━━━━━ Material for this exercise ━━━━━

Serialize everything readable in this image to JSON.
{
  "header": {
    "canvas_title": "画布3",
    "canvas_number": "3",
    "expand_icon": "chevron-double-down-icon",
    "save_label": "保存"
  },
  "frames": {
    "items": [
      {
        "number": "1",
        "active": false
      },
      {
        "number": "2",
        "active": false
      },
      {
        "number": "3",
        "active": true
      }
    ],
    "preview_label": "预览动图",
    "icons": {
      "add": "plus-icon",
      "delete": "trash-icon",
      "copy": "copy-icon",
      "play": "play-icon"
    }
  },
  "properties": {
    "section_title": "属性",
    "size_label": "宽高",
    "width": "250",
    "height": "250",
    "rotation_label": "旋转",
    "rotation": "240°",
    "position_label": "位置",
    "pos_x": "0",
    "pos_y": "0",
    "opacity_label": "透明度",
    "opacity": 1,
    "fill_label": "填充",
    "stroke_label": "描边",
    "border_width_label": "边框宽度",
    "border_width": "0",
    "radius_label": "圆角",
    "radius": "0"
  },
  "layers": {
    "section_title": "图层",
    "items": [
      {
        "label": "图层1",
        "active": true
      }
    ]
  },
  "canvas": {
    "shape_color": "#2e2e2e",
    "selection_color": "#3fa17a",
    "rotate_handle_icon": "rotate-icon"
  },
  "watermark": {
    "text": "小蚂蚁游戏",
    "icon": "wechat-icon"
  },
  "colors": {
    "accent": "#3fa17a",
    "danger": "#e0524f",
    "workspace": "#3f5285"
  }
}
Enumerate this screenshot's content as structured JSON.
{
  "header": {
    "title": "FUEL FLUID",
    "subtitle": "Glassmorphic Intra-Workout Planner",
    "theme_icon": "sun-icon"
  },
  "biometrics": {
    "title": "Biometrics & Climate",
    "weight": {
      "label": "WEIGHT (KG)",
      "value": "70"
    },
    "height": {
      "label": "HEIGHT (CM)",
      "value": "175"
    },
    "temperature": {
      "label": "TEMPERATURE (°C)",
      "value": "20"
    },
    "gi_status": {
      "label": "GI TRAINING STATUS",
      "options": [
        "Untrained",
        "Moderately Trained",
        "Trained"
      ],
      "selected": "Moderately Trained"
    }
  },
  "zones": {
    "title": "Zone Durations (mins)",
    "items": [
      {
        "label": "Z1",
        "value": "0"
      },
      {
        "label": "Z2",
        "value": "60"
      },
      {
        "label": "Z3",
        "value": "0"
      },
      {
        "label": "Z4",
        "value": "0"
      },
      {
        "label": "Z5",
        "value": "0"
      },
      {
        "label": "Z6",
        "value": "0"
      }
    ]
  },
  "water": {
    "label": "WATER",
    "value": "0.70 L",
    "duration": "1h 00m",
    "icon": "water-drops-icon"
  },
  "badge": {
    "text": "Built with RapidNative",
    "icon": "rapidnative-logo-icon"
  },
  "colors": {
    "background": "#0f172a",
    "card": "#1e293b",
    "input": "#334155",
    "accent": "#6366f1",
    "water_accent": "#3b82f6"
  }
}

━━━━━

Requirement:
Repeat the data above, word for word.

Written answer:
Serialize everything readable in this image to JSON.
{
  "header": {
    "canvas_title": "画布3",
    "canvas_number": "3",
    "expand_icon": "chevron-double-down-icon",
    "save_label": "保存"
  },
  "frames": {
    "items": [
      {
        "number": "1",
        "active": false
      },
      {
        "number": "2",
        "active": false
      },
      {
        "number": "3",
        "active": true
      }
    ],
    "preview_label": "预览动图",
    "icons": {
      "add": "plus-icon",
      "delete": "trash-icon",
      "copy": "copy-icon",
      "play": "play-icon"
    }
  },
  "properties": {
    "section_title": "属性",
    "size_label": "宽高",
    "width": "250",
    "height": "250",
    "rotation_label": "旋转",
    "rotation": "240°",
    "position_label": "位置",
    "pos_x": "0",
    "pos_y": "0",
    "opacity_label": "透明度",
    "opacity": 1,
    "fill_label": "填充",
    "stroke_label": "描边",
    "border_width_label": "边框宽度",
    "border_width": "0",
    "radius_label": "圆角",
    "radius": "0"
  },
  "layers": {
    "section_title": "图层",
    "items": [
      {
        "label": "图层1",
        "active": true
      }
    ]
  },
  "canvas": {
    "shape_color": "#2e2e2e",
    "selection_color": "#3fa17a",
    "rotate_handle_icon": "rotate-icon"
  },
  "watermark": {
    "text": "小蚂蚁游戏",
    "icon": "wechat-icon"
  },
  "colors": {
    "accent": "#3fa17a",
    "danger": "#e0524f",
    "workspace": "#3f5285"
  }
}
Enumerate this screenshot's content as structured JSON.
{
  "header": {
    "title": "FUEL FLUID",
    "subtitle": "Glassmorphic Intra-Workout Planner",
    "theme_icon": "sun-icon"
  },
  "biometrics": {
    "title": "Biometrics & Climate",
    "weight": {
      "label": "WEIGHT (KG)",
      "value": "70"
    },
    "height": {
      "label": "HEIGHT (CM)",
      "value": "175"
    },
    "temperature": {
      "label": "TEMPERATURE (°C)",
      "value": "20"
    },
    "gi_status": {
      "label": "GI TRAINING STATUS",
      "options": [
        "Untrained",
        "Moderately Trained",
        "Trained"
      ],
      "selected": "Moderately Trained"
    }
  },
  "zones": {
    "title": "Zone Durations (mins)",
    "items": [
      {
        "label": "Z1",
        "value": "0"
      },
      {
        "label": "Z2",
        "value": "60"
      },
      {
        "label": "Z3",
        "value": "0"
      },
      {
        "label": "Z4",
        "value": "0"
      },
      {
        "label": "Z5",
        "value": "0"
      },
      {
        "label": "Z6",
        "value": "0"
      }
    ]
  },
  "water": {
    "label": "WATER",
    "value": "0.70 L",
    "duration": "1h 00m",
    "icon": "water-drops-icon"
  },
  "badge": {
    "text": "Built with RapidNative",
    "icon": "rapidnative-logo-icon"
  },
  "colors": {
    "background": "#0f172a",
    "card": "#1e293b",
    "input": "#334155",
    "accent": "#6366f1",
    "water_accent": "#3b82f6"
  }
}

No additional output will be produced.